#### Aim of the exercise
Find the lines of data that contain the string "time", then list them.

#### Given data

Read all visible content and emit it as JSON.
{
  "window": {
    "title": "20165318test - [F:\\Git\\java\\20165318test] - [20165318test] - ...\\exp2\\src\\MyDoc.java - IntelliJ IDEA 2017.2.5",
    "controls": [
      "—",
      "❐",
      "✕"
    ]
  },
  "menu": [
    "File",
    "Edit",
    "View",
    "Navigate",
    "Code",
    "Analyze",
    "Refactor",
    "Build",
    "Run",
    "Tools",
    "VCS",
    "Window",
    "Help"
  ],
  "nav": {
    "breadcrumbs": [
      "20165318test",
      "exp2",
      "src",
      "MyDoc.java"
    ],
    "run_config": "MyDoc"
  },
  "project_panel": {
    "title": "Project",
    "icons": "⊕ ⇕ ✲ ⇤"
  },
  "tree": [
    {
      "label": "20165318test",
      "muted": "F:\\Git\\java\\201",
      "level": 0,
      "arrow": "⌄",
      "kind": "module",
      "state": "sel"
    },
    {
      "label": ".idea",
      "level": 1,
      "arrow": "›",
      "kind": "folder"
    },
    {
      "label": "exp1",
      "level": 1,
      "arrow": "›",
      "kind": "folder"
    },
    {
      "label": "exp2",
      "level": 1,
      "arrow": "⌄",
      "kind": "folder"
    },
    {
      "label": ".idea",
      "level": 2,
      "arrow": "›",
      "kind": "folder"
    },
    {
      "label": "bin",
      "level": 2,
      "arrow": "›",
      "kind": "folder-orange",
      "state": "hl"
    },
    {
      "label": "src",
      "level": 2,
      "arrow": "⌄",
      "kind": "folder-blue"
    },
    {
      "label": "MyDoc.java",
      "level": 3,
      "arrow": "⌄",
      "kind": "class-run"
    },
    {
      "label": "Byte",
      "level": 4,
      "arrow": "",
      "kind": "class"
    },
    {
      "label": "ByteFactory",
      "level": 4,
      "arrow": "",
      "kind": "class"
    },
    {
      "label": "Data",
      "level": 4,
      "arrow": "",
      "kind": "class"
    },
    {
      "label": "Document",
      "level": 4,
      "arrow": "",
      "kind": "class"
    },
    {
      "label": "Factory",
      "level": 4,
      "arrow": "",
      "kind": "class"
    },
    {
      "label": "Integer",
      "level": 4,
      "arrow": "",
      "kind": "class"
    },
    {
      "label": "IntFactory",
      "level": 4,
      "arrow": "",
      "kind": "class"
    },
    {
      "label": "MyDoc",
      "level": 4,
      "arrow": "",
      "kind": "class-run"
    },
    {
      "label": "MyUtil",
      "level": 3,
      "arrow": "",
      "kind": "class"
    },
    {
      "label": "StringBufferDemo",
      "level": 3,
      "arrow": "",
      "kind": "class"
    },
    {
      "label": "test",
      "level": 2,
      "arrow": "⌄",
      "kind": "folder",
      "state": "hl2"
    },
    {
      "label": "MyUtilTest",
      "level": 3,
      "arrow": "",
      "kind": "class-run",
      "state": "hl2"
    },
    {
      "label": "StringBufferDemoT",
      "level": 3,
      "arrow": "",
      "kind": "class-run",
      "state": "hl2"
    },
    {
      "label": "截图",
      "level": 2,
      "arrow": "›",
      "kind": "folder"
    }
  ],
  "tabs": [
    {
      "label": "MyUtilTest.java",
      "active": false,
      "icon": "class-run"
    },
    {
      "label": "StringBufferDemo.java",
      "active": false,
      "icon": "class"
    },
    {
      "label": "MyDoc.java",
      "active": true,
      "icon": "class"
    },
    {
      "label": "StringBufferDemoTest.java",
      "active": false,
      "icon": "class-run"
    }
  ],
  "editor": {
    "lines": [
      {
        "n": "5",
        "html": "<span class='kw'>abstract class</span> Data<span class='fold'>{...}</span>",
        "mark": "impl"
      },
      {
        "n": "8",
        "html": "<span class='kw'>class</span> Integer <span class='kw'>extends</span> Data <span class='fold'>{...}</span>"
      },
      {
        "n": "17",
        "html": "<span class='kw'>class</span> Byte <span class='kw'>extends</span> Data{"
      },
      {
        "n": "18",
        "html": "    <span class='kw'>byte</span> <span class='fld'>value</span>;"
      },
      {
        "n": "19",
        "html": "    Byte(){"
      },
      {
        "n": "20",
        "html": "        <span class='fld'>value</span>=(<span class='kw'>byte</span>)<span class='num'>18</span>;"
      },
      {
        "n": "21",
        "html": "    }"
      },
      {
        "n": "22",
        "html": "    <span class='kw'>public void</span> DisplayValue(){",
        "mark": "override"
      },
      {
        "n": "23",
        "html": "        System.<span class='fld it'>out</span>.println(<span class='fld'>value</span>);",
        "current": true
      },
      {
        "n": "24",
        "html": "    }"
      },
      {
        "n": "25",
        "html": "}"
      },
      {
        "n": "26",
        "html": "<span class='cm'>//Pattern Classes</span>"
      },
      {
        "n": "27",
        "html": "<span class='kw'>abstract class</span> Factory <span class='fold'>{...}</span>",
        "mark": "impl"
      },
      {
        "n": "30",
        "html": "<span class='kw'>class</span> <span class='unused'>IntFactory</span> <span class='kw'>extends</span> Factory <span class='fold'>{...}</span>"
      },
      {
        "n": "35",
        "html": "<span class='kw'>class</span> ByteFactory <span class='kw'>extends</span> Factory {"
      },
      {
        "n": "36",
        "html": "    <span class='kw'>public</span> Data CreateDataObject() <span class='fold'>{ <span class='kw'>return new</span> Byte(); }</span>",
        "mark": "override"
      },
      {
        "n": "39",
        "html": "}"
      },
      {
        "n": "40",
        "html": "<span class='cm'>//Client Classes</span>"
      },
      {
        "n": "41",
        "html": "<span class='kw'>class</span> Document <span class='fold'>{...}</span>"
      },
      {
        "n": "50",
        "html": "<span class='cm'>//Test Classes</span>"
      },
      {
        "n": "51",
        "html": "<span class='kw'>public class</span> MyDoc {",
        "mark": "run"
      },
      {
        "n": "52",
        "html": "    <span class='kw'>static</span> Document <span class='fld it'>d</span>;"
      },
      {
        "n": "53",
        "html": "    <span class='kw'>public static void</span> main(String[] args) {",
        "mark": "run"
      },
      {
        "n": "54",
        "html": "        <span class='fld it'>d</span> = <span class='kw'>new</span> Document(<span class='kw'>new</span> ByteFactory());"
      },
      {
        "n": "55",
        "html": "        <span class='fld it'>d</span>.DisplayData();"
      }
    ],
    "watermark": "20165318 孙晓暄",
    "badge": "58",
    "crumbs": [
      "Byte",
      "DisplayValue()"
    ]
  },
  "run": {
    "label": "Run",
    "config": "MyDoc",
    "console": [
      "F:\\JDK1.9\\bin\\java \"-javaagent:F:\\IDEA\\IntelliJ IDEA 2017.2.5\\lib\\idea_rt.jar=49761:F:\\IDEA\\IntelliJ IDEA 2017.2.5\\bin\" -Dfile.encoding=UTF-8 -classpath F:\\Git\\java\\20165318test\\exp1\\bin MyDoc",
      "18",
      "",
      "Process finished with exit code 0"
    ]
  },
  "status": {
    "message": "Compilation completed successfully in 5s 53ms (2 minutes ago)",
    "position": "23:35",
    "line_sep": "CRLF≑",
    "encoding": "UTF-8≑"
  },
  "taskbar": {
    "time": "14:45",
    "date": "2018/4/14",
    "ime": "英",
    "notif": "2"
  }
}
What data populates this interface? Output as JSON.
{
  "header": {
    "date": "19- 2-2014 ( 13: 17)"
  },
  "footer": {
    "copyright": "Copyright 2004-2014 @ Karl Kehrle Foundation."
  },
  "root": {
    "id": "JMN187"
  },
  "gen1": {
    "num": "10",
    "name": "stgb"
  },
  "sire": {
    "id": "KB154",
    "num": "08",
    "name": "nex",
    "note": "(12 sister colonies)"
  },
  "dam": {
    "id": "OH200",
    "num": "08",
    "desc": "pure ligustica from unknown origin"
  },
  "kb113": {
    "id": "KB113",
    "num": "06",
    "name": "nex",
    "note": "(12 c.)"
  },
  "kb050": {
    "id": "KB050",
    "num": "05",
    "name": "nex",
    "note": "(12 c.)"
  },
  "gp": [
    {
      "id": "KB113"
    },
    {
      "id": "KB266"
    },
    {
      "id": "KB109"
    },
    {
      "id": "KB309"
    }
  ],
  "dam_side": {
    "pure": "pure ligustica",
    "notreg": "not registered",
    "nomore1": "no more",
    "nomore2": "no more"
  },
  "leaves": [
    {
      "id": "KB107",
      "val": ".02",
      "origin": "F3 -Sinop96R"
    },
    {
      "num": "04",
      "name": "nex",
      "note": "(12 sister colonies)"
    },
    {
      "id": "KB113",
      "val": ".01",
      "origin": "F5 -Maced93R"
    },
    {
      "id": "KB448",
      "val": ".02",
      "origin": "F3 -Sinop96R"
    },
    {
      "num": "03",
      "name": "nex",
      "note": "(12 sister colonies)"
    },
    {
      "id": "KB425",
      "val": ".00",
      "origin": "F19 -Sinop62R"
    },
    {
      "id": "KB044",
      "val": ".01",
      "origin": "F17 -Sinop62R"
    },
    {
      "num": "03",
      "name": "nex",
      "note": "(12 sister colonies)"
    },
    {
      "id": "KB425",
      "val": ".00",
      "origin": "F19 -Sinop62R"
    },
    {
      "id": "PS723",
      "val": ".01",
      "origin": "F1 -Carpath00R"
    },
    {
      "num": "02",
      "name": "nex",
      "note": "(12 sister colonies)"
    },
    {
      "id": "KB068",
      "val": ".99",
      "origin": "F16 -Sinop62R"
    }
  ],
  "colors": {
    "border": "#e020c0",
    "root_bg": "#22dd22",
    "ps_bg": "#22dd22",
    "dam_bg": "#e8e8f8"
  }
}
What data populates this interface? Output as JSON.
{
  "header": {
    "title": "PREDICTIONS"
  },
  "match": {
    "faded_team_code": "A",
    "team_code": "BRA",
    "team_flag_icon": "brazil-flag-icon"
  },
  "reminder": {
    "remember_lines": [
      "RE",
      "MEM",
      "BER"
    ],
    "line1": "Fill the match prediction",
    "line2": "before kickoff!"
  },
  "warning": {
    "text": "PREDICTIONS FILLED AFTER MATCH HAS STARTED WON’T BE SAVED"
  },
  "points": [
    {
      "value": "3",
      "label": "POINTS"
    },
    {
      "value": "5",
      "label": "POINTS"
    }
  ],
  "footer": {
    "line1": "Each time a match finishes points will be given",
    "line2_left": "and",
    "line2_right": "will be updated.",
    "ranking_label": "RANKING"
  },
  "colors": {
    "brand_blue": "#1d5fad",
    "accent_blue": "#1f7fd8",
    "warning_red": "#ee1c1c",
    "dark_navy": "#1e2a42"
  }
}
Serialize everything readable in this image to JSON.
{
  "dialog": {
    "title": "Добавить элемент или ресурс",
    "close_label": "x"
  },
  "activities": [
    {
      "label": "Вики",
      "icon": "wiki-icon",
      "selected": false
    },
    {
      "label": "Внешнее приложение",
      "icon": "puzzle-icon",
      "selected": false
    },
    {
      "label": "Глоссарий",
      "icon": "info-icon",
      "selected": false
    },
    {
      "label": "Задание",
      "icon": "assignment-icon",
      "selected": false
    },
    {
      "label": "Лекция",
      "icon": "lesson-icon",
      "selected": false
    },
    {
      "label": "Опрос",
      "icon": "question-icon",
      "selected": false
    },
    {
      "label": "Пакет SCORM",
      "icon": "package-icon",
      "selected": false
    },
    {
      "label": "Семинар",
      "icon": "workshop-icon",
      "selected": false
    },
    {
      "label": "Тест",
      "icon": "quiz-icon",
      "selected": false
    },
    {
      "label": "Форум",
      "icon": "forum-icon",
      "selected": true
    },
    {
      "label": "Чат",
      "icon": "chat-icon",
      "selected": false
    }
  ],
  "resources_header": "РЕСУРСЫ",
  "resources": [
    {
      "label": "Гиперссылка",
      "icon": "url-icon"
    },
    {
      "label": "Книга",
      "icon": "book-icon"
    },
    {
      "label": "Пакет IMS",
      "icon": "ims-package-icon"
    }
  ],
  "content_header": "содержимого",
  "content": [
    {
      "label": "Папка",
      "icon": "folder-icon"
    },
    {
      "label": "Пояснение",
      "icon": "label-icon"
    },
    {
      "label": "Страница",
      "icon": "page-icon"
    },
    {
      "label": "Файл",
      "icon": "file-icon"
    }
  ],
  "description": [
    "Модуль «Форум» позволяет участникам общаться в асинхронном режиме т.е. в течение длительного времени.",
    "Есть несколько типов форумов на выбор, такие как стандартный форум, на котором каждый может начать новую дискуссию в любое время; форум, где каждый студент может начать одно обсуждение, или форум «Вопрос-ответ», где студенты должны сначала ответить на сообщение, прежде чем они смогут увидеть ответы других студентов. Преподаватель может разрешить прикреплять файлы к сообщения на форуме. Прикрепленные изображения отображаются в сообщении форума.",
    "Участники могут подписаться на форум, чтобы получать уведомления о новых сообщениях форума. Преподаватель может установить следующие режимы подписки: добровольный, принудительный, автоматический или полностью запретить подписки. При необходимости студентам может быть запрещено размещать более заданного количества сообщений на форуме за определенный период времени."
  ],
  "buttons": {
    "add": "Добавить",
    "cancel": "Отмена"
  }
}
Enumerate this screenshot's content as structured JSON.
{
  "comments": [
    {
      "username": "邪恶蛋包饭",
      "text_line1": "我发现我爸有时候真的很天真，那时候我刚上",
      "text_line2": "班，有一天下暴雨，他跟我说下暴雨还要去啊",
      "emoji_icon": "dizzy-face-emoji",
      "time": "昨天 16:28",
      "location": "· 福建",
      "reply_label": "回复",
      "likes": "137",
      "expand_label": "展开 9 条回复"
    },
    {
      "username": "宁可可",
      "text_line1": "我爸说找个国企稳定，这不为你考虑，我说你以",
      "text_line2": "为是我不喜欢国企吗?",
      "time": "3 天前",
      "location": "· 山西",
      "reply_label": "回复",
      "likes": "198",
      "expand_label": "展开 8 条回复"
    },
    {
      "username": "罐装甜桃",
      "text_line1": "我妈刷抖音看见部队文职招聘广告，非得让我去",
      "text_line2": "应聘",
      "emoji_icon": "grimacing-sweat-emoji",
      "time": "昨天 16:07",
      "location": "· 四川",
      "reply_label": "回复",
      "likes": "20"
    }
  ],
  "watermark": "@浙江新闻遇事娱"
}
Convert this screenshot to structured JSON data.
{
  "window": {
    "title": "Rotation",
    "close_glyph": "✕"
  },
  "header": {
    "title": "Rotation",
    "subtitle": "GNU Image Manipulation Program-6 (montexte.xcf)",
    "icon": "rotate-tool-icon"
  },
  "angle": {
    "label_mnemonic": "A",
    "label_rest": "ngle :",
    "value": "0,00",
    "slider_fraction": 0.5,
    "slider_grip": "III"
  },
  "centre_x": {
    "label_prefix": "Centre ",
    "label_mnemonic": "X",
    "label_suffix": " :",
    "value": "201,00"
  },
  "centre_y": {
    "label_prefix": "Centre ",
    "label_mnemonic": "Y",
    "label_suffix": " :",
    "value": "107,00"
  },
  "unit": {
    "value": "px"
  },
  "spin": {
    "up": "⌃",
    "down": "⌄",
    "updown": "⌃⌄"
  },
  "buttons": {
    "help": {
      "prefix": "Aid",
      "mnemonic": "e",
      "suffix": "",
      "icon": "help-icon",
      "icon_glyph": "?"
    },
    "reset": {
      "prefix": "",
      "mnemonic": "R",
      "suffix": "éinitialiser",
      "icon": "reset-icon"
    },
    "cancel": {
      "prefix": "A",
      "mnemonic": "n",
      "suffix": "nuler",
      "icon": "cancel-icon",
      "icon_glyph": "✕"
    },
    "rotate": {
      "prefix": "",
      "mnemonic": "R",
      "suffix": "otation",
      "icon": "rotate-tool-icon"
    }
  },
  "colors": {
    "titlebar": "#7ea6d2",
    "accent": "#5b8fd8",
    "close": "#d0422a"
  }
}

#### Task solution
    "time": "14:45",
    "line1": "Each time a match finishes points will be given",
      "time": "昨天 16:28",
      "time": "3 天前",
      "time": "昨天 16:07",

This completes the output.